Exercise directions
Each line of the material must be returned exactly.

[start]

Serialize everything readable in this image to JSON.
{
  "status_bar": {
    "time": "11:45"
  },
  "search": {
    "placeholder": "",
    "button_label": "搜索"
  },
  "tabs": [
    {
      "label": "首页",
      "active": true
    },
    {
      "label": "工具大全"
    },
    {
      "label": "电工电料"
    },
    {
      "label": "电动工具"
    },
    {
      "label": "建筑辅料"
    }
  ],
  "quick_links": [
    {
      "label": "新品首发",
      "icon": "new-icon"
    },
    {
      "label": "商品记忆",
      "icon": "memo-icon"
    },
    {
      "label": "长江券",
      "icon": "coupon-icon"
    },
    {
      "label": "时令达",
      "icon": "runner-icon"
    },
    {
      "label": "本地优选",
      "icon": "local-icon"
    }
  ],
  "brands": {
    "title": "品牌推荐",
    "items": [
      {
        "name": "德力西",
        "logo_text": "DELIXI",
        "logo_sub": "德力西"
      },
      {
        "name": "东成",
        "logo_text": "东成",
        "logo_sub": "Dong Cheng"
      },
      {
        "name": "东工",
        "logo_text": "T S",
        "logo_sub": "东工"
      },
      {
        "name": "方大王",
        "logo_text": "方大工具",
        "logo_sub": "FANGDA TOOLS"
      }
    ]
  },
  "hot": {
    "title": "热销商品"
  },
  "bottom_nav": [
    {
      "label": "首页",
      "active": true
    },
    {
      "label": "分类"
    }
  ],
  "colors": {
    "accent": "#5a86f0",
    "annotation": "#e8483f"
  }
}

[end]

Problem solution
Serialize everything readable in this image to JSON.
{
  "status_bar": {
    "time": "11:45"
  },
  "search": {
    "placeholder": "",
    "button_label": "搜索"
  },
  "tabs": [
    {
      "label": "首页",
      "active": true
    },
    {
      "label": "工具大全"
    },
    {
      "label": "电工电料"
    },
    {
      "label": "电动工具"
    },
    {
      "label": "建筑辅料"
    }
  ],
  "quick_links": [
    {
      "label": "新品首发",
      "icon": "new-icon"
    },
    {
      "label": "商品记忆",
      "icon": "memo-icon"
    },
    {
      "label": "长江券",
      "icon": "coupon-icon"
    },
    {
      "label": "时令达",
      "icon": "runner-icon"
    },
    {
      "label": "本地优选",
      "icon": "local-icon"
    }
  ],
  "brands": {
    "title": "品牌推荐",
    "items": [
      {
        "name": "德力西",
        "logo_text": "DELIXI",
        "logo_sub": "德力西"
      },
      {
        "name": "东成",
        "logo_text": "东成",
        "logo_sub": "Dong Cheng"
      },
      {
        "name": "东工",
        "logo_text": "T S",
        "logo_sub": "东工"
      },
      {
        "name": "方大王",
        "logo_text": "方大工具",
        "logo_sub": "FANGDA TOOLS"
      }
    ]
  },
  "hot": {
    "title": "热销商品"
  },
  "bottom_nav": [
    {
      "label": "首页",
      "active": true
    },
    {
      "label": "分类"
    }
  ],
  "colors": {
    "accent": "#5a86f0",
    "annotation": "#e8483f"
  }
}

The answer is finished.